DIRECTIVE
Each entry below is to be duplicated verbatim.

THE INPUT
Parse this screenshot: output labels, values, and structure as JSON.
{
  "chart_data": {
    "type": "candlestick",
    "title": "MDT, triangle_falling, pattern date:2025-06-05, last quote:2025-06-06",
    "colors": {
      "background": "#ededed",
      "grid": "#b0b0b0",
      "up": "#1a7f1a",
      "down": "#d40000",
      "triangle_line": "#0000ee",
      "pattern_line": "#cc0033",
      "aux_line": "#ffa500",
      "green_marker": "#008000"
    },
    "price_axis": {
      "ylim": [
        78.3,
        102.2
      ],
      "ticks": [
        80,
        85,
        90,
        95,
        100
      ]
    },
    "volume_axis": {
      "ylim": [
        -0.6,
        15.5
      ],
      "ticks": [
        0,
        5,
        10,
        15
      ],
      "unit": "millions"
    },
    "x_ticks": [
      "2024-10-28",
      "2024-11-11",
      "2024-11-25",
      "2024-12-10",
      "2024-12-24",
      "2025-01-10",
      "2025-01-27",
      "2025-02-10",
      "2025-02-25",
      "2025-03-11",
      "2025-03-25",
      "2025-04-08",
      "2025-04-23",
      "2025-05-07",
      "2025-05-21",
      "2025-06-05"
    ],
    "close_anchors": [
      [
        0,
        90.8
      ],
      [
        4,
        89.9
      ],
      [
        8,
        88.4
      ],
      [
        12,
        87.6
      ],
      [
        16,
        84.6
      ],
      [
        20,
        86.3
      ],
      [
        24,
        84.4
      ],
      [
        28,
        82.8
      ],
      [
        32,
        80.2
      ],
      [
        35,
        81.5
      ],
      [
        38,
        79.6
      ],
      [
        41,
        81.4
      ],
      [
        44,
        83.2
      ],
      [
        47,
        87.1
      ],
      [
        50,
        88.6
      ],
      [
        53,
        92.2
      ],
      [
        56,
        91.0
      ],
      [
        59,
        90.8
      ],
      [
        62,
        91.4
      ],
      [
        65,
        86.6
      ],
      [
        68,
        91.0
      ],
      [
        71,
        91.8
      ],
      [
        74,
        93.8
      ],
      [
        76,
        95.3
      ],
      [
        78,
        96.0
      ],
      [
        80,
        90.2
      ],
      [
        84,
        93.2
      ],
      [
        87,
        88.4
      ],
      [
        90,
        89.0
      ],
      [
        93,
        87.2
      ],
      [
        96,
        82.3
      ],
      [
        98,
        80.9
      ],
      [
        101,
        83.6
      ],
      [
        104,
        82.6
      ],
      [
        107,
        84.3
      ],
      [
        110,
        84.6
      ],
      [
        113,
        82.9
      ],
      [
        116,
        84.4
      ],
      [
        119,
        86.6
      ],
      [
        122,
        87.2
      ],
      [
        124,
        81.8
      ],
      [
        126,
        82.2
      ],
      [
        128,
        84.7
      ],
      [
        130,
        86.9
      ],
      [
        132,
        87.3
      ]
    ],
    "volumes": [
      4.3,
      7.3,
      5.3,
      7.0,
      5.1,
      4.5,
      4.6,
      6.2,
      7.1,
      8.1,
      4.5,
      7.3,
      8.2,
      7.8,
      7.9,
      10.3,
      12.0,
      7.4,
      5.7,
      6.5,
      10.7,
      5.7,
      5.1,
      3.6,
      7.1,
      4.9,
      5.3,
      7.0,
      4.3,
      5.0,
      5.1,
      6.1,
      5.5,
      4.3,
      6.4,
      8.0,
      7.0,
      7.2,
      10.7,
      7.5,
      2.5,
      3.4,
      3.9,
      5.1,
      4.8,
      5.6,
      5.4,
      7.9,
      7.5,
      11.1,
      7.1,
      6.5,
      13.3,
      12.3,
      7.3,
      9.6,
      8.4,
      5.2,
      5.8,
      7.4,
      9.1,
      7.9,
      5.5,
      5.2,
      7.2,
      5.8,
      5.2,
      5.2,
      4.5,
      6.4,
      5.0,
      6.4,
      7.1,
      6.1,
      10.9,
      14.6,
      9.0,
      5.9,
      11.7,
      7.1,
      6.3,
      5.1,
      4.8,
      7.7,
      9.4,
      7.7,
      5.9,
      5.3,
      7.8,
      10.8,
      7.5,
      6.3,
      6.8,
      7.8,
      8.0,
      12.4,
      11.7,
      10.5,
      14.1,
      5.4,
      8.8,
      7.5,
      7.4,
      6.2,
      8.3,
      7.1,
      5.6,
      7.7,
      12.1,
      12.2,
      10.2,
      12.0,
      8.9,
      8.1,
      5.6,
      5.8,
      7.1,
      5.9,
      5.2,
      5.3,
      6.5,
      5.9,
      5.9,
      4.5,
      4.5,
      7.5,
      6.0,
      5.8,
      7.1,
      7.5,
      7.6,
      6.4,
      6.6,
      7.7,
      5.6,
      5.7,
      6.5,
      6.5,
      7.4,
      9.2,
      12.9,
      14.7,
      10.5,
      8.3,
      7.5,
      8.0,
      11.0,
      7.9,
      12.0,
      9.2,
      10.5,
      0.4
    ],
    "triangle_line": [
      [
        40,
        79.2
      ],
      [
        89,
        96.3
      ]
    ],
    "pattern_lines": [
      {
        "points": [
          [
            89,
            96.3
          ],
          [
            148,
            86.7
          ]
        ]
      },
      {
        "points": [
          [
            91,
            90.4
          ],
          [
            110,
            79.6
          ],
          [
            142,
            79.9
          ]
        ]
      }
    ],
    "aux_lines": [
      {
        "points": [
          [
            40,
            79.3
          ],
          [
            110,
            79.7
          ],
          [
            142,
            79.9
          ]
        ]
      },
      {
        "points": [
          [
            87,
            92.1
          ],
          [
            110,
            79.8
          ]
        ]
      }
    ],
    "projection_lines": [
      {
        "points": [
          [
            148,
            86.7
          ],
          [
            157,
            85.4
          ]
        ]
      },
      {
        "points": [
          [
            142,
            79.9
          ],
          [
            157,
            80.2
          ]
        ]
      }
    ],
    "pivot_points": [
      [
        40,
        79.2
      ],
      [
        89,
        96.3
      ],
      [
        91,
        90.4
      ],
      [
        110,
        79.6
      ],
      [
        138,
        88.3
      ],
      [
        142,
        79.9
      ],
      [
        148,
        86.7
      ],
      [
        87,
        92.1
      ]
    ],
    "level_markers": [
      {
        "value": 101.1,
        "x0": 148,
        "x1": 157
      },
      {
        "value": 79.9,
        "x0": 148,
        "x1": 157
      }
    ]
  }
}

RESPONSE
Parse this screenshot: output labels, values, and structure as JSON.
{
  "chart_data": {
    "type": "candlestick",
    "title": "MDT, triangle_falling, pattern date:2025-06-05, last quote:2025-06-06",
    "colors": {
      "background": "#ededed",
      "grid": "#b0b0b0",
      "up": "#1a7f1a",
      "down": "#d40000",
      "triangle_line": "#0000ee",
      "pattern_line": "#cc0033",
      "aux_line": "#ffa500",
      "green_marker": "#008000"
    },
    "price_axis": {
      "ylim": [
        78.3,
        102.2
      ],
      "ticks": [
        80,
        85,
        90,
        95,
        100
      ]
    },
    "volume_axis": {
      "ylim": [
        -0.6,
        15.5
      ],
      "ticks": [
        0,
        5,
        10,
        15
      ],
      "unit": "millions"
    },
    "x_ticks": [
      "2024-10-28",
      "2024-11-11",
      "2024-11-25",
      "2024-12-10",
      "2024-12-24",
      "2025-01-10",
      "2025-01-27",
      "2025-02-10",
      "2025-02-25",
      "2025-03-11",
      "2025-03-25",
      "2025-04-08",
      "2025-04-23",
      "2025-05-07",
      "2025-05-21",
      "2025-06-05"
    ],
    "close_anchors": [
      [
        0,
        90.8
      ],
      [
        4,
        89.9
      ],
      [
        8,
        88.4
      ],
      [
        12,
        87.6
      ],
      [
        16,
        84.6
      ],
      [
        20,
        86.3
      ],
      [
        24,
        84.4
      ],
      [
        28,
        82.8
      ],
      [
        32,
        80.2
      ],
      [
        35,
        81.5
      ],
      [
        38,
        79.6
      ],
      [
        41,
        81.4
      ],
      [
        44,
        83.2
      ],
      [
        47,
        87.1
      ],
      [
        50,
        88.6
      ],
      [
        53,
        92.2
      ],
      [
        56,
        91.0
      ],
      [
        59,
        90.8
      ],
      [
        62,
        91.4
      ],
      [
        65,
        86.6
      ],
      [
        68,
        91.0
      ],
      [
        71,
        91.8
      ],
      [
        74,
        93.8
      ],
      [
        76,
        95.3
      ],
      [
        78,
        96.0
      ],
      [
        80,
        90.2
      ],
      [
        84,
        93.2
      ],
      [
        87,
        88.4
      ],
      [
        90,
        89.0
      ],
      [
        93,
        87.2
      ],
      [
        96,
        82.3
      ],
      [
        98,
        80.9
      ],
      [
        101,
        83.6
      ],
      [
        104,
        82.6
      ],
      [
        107,
        84.3
      ],
      [
        110,
        84.6
      ],
      [
        113,
        82.9
      ],
      [
        116,
        84.4
      ],
      [
        119,
        86.6
      ],
      [
        122,
        87.2
      ],
      [
        124,
        81.8
      ],
      [
        126,
        82.2
      ],
      [
        128,
        84.7
      ],
      [
        130,
        86.9
      ],
      [
        132,
        87.3
      ]
    ],
    "volumes": [
      4.3,
      7.3,
      5.3,
      7.0,
      5.1,
      4.5,
      4.6,
      6.2,
      7.1,
      8.1,
      4.5,
      7.3,
      8.2,
      7.8,
      7.9,
      10.3,
      12.0,
      7.4,
      5.7,
      6.5,
      10.7,
      5.7,
      5.1,
      3.6,
      7.1,
      4.9,
      5.3,
      7.0,
      4.3,
      5.0,
      5.1,
      6.1,
      5.5,
      4.3,
      6.4,
      8.0,
      7.0,
      7.2,
      10.7,
      7.5,
      2.5,
      3.4,
      3.9,
      5.1,
      4.8,
      5.6,
      5.4,
      7.9,
      7.5,
      11.1,
      7.1,
      6.5,
      13.3,
      12.3,
      7.3,
      9.6,
      8.4,
      5.2,
      5.8,
      7.4,
      9.1,
      7.9,
      5.5,
      5.2,
      7.2,
      5.8,
      5.2,
      5.2,
      4.5,
      6.4,
      5.0,
      6.4,
      7.1,
      6.1,
      10.9,
      14.6,
      9.0,
      5.9,
      11.7,
      7.1,
      6.3,
      5.1,
      4.8,
      7.7,
      9.4,
      7.7,
      5.9,
      5.3,
      7.8,
      10.8,
      7.5,
      6.3,
      6.8,
      7.8,
      8.0,
      12.4,
      11.7,
      10.5,
      14.1,
      5.4,
      8.8,
      7.5,
      7.4,
      6.2,
      8.3,
      7.1,
      5.6,
      7.7,
      12.1,
      12.2,
      10.2,
      12.0,
      8.9,
      8.1,
      5.6,
      5.8,
      7.1,
      5.9,
      5.2,
      5.3,
      6.5,
      5.9,
      5.9,
      4.5,
      4.5,
      7.5,
      6.0,
      5.8,
      7.1,
      7.5,
      7.6,
      6.4,
      6.6,
      7.7,
      5.6,
      5.7,
      6.5,
      6.5,
      7.4,
      9.2,
      12.9,
      14.7,
      10.5,
      8.3,
      7.5,
      8.0,
      11.0,
      7.9,
      12.0,
      9.2,
      10.5,
      0.4
    ],
    "triangle_line": [
      [
        40,
        79.2
      ],
      [
        89,
        96.3
      ]
    ],
    "pattern_lines": [
      {
        "points": [
          [
            89,
            96.3
          ],
          [
            148,
            86.7
          ]
        ]
      },
      {
        "points": [
          [
            91,
            90.4
          ],
          [
            110,
            79.6
          ],
          [
            142,
            79.9
          ]
        ]
      }
    ],
    "aux_lines": [
      {
        "points": [
          [
            40,
            79.3
          ],
          [
            110,
            79.7
          ],
          [
            142,
            79.9
          ]
        ]
      },
      {
        "points": [
          [
            87,
            92.1
          ],
          [
            110,
            79.8
          ]
        ]
      }
    ],
    "projection_lines": [
      {
        "points": [
          [
            148,
            86.7
          ],
          [
            157,
            85.4
          ]
        ]
      },
      {
        "points": [
          [
            142,
            79.9
          ],
          [
            157,
            80.2
          ]
        ]
      }
    ],
    "pivot_points": [
      [
        40,
        79.2
      ],
      [
        89,
        96.3
      ],
      [
        91,
        90.4
      ],
      [
        110,
        79.6
      ],
      [
        138,
        88.3
      ],
      [
        142,
        79.9
      ],
      [
        148,
        86.7
      ],
      [
        87,
        92.1
      ]
    ],
    "level_markers": [
      {
        "value": 101.1,
        "x0": 148,
        "x1": 157
      },
      {
        "value": 79.9,
        "x0": 148,
        "x1": 157
      }
    ]
  }
}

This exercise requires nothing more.